» **Exercise aim**
Reproduce each record below exactly as written.

(Extracted records)
## Begin
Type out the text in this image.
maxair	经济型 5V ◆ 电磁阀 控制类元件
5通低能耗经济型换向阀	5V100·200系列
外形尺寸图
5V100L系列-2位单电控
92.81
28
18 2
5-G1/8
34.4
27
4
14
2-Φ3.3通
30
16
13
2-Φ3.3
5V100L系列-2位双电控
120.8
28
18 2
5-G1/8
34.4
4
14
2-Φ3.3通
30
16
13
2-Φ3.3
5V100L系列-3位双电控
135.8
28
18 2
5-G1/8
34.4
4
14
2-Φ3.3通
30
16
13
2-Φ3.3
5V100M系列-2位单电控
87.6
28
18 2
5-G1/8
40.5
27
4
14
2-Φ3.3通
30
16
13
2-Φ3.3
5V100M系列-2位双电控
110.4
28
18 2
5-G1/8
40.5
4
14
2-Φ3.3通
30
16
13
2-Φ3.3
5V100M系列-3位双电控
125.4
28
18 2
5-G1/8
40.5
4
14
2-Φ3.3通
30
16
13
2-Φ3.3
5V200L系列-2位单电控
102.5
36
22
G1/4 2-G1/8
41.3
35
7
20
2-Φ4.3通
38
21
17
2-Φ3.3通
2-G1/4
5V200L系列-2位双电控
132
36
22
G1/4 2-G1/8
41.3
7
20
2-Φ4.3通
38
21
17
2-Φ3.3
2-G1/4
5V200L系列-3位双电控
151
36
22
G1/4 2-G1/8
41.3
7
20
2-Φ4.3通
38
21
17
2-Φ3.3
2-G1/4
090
## End
» **The response**
Type out the text in this image.
maxair	经济型 5V ◆ 电磁阀 控制类元件
5通低能耗经济型换向阀	5V100·200系列
外形尺寸图
5V100L系列-2位单电控
92.81
28
18 2
5-G1/8
34.4
27
4
14
2-Φ3.3通
30
16
13
2-Φ3.3
5V100L系列-2位双电控
120.8
28
18 2
5-G1/8
34.4
4
14
2-Φ3.3通
30
16
13
2-Φ3.3
5V100L系列-3位双电控
135.8
28
18 2
5-G1/8
34.4
4
14
2-Φ3.3通
30
16
13
2-Φ3.3
5V100M系列-2位单电控
87.6
28
18 2
5-G1/8
40.5
27
4
14
2-Φ3.3通
30
16
13
2-Φ3.3
5V100M系列-2位双电控
110.4
28
18 2
5-G1/8
40.5
4
14
2-Φ3.3通
30
16
13
2-Φ3.3
5V100M系列-3位双电控
125.4
28
18 2
5-G1/8
40.5
4
14
2-Φ3.3通
30
16
13
2-Φ3.3
5V200L系列-2位单电控
102.5
36
22
G1/4 2-G1/8
41.3
35
7
20
2-Φ4.3通
38
21
17
2-Φ3.3通
2-G1/4
5V200L系列-2位双电控
132
36
22
G1/4 2-G1/8
41.3
7
20
2-Φ4.3通
38
21
17
2-Φ3.3
2-G1/4
5V200L系列-3位双电控
151
36
22
G1/4 2-G1/8
41.3
7
20
2-Φ4.3通
38
21
17
2-Φ3.3
2-G1/4
090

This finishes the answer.